Task objective = Could you print every record below exactly as it appears?

Dataset entries =

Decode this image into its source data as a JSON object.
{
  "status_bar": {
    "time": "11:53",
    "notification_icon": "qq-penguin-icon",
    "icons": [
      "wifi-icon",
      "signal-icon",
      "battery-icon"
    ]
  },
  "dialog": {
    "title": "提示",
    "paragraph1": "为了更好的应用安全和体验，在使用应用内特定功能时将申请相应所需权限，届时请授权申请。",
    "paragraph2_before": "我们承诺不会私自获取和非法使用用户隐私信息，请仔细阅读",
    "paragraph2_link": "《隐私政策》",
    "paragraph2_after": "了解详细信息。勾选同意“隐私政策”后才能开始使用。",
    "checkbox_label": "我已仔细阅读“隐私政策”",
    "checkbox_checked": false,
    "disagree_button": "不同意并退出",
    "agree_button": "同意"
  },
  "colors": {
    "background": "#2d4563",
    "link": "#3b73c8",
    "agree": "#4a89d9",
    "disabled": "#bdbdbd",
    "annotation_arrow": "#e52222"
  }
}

Answer =
Decode this image into its source data as a JSON object.
{
  "status_bar": {
    "time": "11:53",
    "notification_icon": "qq-penguin-icon",
    "icons": [
      "wifi-icon",
      "signal-icon",
      "battery-icon"
    ]
  },
  "dialog": {
    "title": "提示",
    "paragraph1": "为了更好的应用安全和体验，在使用应用内特定功能时将申请相应所需权限，届时请授权申请。",
    "paragraph2_before": "我们承诺不会私自获取和非法使用用户隐私信息，请仔细阅读",
    "paragraph2_link": "《隐私政策》",
    "paragraph2_after": "了解详细信息。勾选同意“隐私政策”后才能开始使用。",
    "checkbox_label": "我已仔细阅读“隐私政策”",
    "checkbox_checked": false,
    "disagree_button": "不同意并退出",
    "agree_button": "同意"
  },
  "colors": {
    "background": "#2d4563",
    "link": "#3b73c8",
    "agree": "#4a89d9",
    "disabled": "#bdbdbd",
    "annotation_arrow": "#e52222"
  }
}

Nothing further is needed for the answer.